:: Record list ::
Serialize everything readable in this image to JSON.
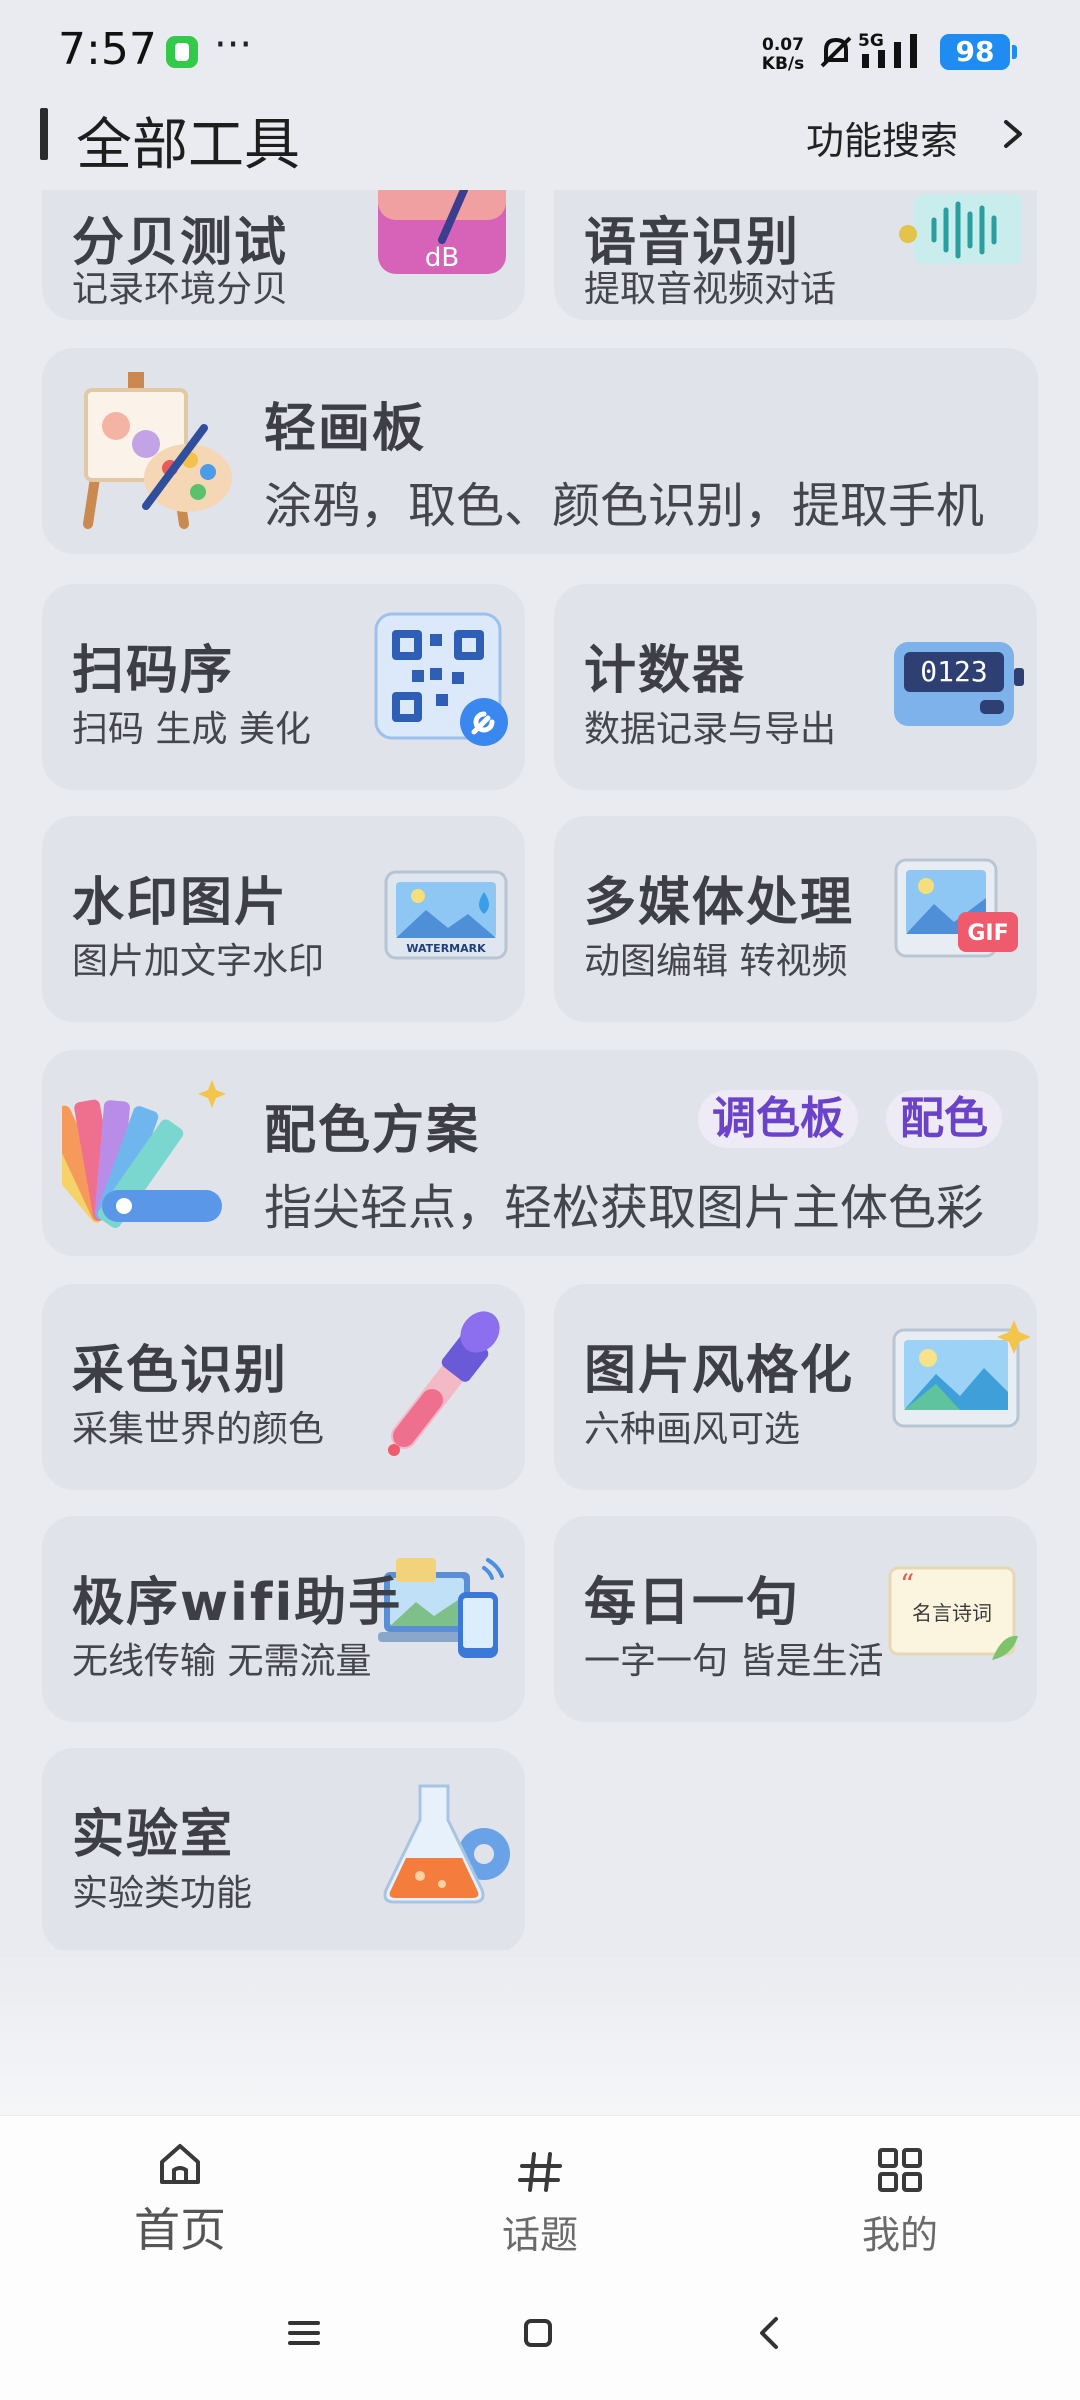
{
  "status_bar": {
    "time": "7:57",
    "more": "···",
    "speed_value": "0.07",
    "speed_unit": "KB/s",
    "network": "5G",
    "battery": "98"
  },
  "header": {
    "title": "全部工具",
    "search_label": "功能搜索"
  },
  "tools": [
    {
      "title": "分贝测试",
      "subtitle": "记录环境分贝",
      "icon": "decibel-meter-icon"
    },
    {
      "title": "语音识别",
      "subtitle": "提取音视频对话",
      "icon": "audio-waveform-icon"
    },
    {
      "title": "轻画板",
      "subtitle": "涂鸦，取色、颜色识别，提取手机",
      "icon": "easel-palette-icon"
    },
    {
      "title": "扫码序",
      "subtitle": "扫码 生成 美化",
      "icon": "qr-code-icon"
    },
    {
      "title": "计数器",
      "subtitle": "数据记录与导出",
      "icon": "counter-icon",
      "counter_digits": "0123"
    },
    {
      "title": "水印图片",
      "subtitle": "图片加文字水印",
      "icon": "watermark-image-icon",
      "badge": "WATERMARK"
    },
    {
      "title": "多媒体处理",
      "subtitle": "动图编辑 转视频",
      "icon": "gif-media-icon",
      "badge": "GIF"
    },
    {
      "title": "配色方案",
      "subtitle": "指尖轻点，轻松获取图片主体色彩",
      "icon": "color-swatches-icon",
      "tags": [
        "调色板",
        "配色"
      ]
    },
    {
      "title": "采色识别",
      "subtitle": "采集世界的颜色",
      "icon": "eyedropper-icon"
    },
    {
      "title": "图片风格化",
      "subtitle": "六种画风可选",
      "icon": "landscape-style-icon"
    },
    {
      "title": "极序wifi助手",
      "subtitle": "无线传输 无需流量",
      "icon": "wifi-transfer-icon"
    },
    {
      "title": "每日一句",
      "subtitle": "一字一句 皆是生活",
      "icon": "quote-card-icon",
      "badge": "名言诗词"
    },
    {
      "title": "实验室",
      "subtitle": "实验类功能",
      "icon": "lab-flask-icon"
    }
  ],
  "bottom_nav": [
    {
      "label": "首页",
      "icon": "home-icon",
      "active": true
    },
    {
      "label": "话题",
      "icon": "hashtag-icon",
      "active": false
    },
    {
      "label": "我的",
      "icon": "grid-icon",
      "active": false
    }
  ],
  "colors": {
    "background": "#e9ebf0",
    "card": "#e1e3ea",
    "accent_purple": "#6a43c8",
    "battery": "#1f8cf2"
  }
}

:: Set exercise ::
Copy the whole of the material above exactly, but not its images.

:: Completed task ::
Serialize everything readable in this image to JSON.
{
  "status_bar": {
    "time": "7:57",
    "more": "···",
    "speed_value": "0.07",
    "speed_unit": "KB/s",
    "network": "5G",
    "battery": "98"
  },
  "header": {
    "title": "全部工具",
    "search_label": "功能搜索"
  },
  "tools": [
    {
      "title": "分贝测试",
      "subtitle": "记录环境分贝",
      "icon": "decibel-meter-icon"
    },
    {
      "title": "语音识别",
      "subtitle": "提取音视频对话",
      "icon": "audio-waveform-icon"
    },
    {
      "title": "轻画板",
      "subtitle": "涂鸦，取色、颜色识别，提取手机",
      "icon": "easel-palette-icon"
    },
    {
      "title": "扫码序",
      "subtitle": "扫码 生成 美化",
      "icon": "qr-code-icon"
    },
    {
      "title": "计数器",
      "subtitle": "数据记录与导出",
      "icon": "counter-icon",
      "counter_digits": "0123"
    },
    {
      "title": "水印图片",
      "subtitle": "图片加文字水印",
      "icon": "watermark-image-icon",
      "badge": "WATERMARK"
    },
    {
      "title": "多媒体处理",
      "subtitle": "动图编辑 转视频",
      "icon": "gif-media-icon",
      "badge": "GIF"
    },
    {
      "title": "配色方案",
      "subtitle": "指尖轻点，轻松获取图片主体色彩",
      "icon": "color-swatches-icon",
      "tags": [
        "调色板",
        "配色"
      ]
    },
    {
      "title": "采色识别",
      "subtitle": "采集世界的颜色",
      "icon": "eyedropper-icon"
    },
    {
      "title": "图片风格化",
      "subtitle": "六种画风可选",
      "icon": "landscape-style-icon"
    },
    {
      "title": "极序wifi助手",
      "subtitle": "无线传输 无需流量",
      "icon": "wifi-transfer-icon"
    },
    {
      "title": "每日一句",
      "subtitle": "一字一句 皆是生活",
      "icon": "quote-card-icon",
      "badge": "名言诗词"
    },
    {
      "title": "实验室",
      "subtitle": "实验类功能",
      "icon": "lab-flask-icon"
    }
  ],
  "bottom_nav": [
    {
      "label": "首页",
      "icon": "home-icon",
      "active": true
    },
    {
      "label": "话题",
      "icon": "hashtag-icon",
      "active": false
    },
    {
      "label": "我的",
      "icon": "grid-icon",
      "active": false
    }
  ],
  "colors": {
    "background": "#e9ebf0",
    "card": "#e1e3ea",
    "accent_purple": "#6a43c8",
    "battery": "#1f8cf2"
  }
}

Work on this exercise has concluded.